== Instructions to follow ==
Which lines hold the string "Bangsa"? Copy every one of them.

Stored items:
____
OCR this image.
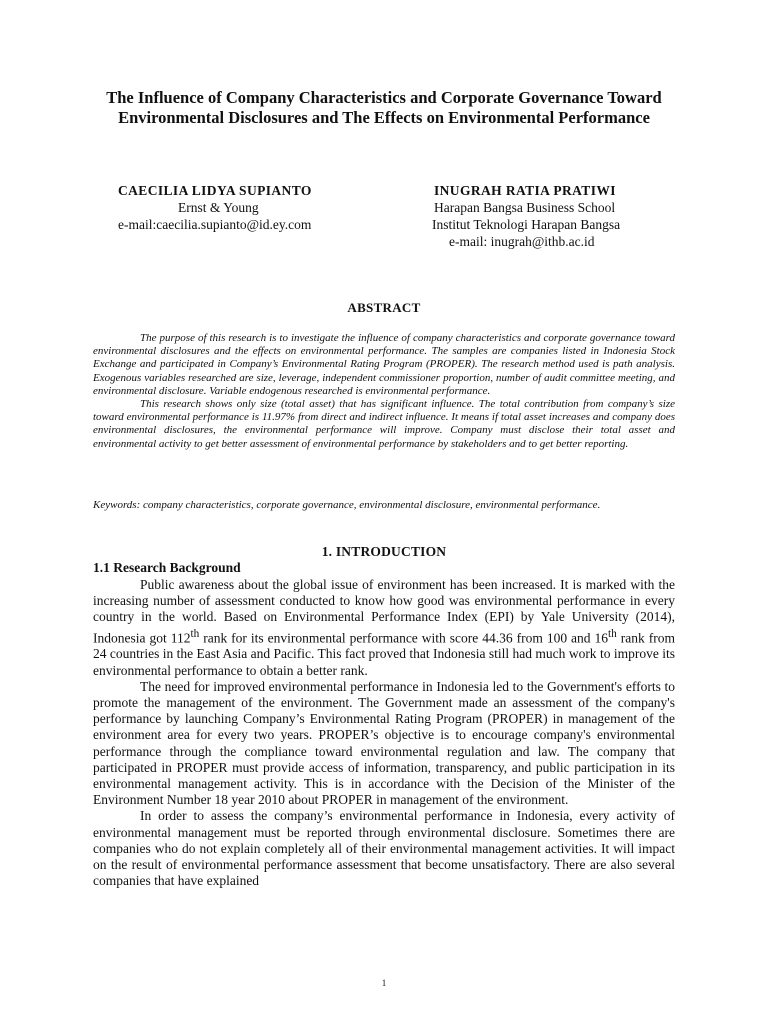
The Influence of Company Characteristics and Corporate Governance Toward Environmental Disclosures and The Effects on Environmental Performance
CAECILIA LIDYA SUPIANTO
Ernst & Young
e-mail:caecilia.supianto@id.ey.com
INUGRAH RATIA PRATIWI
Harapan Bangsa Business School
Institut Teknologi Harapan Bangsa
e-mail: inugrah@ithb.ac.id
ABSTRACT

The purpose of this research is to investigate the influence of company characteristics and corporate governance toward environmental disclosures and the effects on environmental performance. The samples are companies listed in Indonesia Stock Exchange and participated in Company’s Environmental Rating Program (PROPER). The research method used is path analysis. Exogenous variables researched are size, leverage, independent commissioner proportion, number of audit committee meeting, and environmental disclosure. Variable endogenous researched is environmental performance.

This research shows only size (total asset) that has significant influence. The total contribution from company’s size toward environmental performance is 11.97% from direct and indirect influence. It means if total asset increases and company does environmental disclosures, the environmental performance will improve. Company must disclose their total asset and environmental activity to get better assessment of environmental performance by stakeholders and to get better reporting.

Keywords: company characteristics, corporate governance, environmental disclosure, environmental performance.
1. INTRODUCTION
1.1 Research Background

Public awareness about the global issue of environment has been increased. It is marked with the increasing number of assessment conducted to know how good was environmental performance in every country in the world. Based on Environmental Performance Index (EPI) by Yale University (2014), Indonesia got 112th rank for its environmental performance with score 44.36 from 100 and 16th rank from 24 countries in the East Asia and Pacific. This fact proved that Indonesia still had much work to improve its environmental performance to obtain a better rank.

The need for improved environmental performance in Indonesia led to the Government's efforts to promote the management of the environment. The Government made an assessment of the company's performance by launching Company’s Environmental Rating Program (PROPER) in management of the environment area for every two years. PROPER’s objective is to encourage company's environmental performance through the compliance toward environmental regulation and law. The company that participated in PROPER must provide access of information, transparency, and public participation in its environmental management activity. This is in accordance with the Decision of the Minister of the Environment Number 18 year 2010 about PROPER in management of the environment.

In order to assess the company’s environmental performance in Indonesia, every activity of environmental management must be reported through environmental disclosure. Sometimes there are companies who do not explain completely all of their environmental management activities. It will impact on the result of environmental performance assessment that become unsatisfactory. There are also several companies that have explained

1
____
== Correct result ==
Harapan Bangsa Business School
Institut Teknologi Harapan Bangsa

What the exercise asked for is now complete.